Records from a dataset
☆ ☆ ☆ ☆
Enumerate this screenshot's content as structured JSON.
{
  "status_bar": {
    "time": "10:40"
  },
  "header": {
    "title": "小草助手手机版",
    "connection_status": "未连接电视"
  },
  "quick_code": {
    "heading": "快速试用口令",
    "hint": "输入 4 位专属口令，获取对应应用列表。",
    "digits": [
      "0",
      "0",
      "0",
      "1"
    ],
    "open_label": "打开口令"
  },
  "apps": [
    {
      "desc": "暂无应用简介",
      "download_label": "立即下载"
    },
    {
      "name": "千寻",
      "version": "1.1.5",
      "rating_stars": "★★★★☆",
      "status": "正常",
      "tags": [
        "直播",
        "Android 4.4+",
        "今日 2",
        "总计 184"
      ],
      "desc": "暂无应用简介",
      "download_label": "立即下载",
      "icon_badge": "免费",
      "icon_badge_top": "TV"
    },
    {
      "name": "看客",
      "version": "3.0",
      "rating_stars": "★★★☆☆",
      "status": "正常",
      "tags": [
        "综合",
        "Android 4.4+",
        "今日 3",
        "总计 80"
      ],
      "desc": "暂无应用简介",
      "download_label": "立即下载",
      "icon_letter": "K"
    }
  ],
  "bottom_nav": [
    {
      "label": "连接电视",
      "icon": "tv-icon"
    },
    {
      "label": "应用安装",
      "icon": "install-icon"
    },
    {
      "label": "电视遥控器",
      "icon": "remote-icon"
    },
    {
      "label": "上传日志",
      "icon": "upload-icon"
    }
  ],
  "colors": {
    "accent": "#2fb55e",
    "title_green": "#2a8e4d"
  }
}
☆ ☆ ☆ ☆
● Exercise prompt: Your task is to repeat each line of the material exactly.

● Result for this task:
Enumerate this screenshot's content as structured JSON.
{
  "status_bar": {
    "time": "10:40"
  },
  "header": {
    "title": "小草助手手机版",
    "connection_status": "未连接电视"
  },
  "quick_code": {
    "heading": "快速试用口令",
    "hint": "输入 4 位专属口令，获取对应应用列表。",
    "digits": [
      "0",
      "0",
      "0",
      "1"
    ],
    "open_label": "打开口令"
  },
  "apps": [
    {
      "desc": "暂无应用简介",
      "download_label": "立即下载"
    },
    {
      "name": "千寻",
      "version": "1.1.5",
      "rating_stars": "★★★★☆",
      "status": "正常",
      "tags": [
        "直播",
        "Android 4.4+",
        "今日 2",
        "总计 184"
      ],
      "desc": "暂无应用简介",
      "download_label": "立即下载",
      "icon_badge": "免费",
      "icon_badge_top": "TV"
    },
    {
      "name": "看客",
      "version": "3.0",
      "rating_stars": "★★★☆☆",
      "status": "正常",
      "tags": [
        "综合",
        "Android 4.4+",
        "今日 3",
        "总计 80"
      ],
      "desc": "暂无应用简介",
      "download_label": "立即下载",
      "icon_letter": "K"
    }
  ],
  "bottom_nav": [
    {
      "label": "连接电视",
      "icon": "tv-icon"
    },
    {
      "label": "应用安装",
      "icon": "install-icon"
    },
    {
      "label": "电视遥控器",
      "icon": "remote-icon"
    },
    {
      "label": "上传日志",
      "icon": "upload-icon"
    }
  ],
  "colors": {
    "accent": "#2fb55e",
    "title_green": "#2a8e4d"
  }
}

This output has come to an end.